_Task to carry out_
Find each line with the word "efectos" and copy it.

>> Begin

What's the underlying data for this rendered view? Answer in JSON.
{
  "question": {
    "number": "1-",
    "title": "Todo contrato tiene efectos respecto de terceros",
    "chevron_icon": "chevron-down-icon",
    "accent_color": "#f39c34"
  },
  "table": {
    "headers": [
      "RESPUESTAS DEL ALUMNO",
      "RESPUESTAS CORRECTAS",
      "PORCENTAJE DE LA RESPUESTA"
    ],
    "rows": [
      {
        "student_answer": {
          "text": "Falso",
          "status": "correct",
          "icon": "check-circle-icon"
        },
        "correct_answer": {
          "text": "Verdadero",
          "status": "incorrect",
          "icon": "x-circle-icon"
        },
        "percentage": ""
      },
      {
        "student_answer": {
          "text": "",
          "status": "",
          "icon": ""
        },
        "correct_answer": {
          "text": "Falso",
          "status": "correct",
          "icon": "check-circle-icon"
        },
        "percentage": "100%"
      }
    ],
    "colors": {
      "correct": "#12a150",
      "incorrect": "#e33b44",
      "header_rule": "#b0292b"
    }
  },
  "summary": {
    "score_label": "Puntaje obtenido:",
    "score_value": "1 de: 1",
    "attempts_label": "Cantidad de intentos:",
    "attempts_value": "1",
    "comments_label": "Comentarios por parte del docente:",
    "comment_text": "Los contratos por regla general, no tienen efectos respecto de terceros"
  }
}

>> End

_Worked answer_
    "title": "Todo contrato tiene efectos respecto de terceros",
    "comment_text": "Los contratos por regla general, no tienen efectos respecto de terceros"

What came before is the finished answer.